### WHAT TO DO
Wherever "JSON" appears in a line, copy that line.

### TASK INPUTS
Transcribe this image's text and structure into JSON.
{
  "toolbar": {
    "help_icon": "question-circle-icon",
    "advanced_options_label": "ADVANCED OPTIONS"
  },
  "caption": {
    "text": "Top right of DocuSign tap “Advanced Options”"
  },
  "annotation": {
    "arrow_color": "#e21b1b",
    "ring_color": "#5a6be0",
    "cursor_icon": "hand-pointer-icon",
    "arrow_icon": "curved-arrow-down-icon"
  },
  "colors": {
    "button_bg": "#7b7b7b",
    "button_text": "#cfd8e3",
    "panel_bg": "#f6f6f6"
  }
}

---

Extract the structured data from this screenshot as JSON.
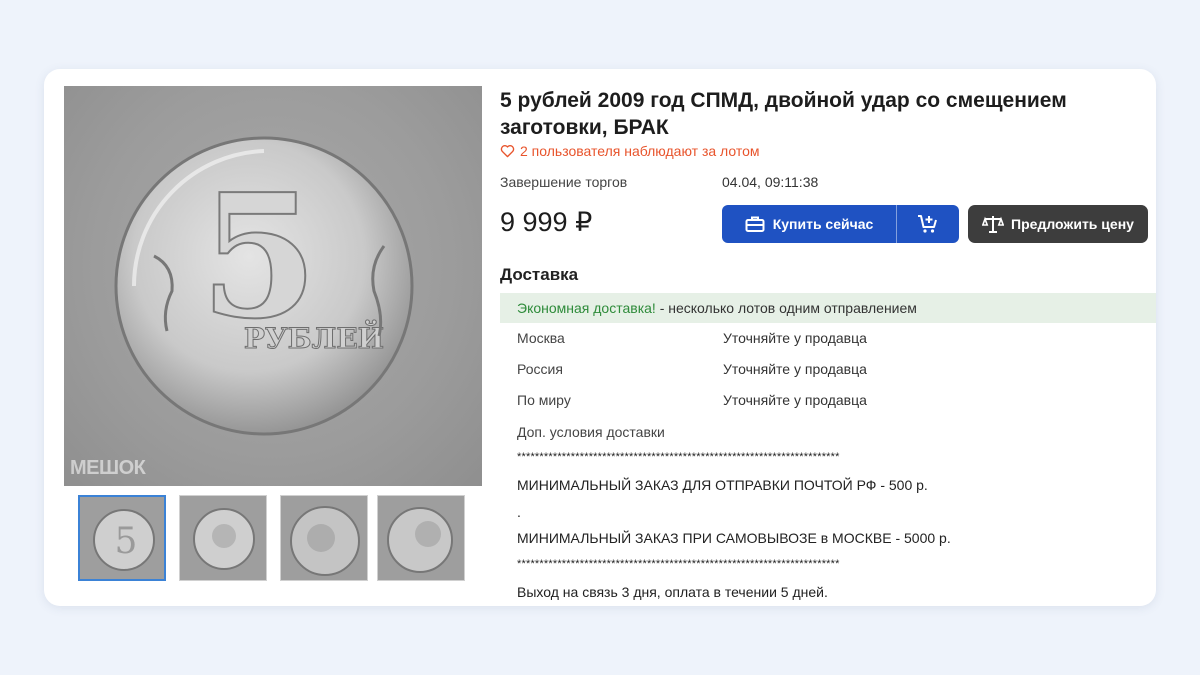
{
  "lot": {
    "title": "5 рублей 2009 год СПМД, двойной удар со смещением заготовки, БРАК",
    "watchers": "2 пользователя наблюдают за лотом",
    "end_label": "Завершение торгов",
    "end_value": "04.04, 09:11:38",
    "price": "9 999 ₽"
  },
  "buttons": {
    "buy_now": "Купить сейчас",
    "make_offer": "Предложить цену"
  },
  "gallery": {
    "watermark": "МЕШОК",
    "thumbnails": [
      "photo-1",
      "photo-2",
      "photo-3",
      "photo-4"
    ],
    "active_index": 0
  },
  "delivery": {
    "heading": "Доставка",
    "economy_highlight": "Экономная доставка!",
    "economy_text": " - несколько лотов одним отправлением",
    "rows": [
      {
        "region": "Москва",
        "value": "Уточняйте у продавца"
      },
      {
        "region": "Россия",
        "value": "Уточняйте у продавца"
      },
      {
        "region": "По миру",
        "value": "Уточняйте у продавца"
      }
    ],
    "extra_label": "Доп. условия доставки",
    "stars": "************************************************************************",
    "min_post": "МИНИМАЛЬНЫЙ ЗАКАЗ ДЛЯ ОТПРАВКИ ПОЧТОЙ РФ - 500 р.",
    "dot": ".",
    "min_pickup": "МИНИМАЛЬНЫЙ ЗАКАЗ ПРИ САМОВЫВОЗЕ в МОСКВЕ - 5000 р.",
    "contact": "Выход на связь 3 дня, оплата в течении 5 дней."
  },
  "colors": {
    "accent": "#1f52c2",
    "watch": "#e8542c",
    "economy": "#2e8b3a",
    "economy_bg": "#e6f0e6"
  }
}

### RESULT
Transcribe this image's text and structure into JSON.
Extract the structured data from this screenshot as JSON.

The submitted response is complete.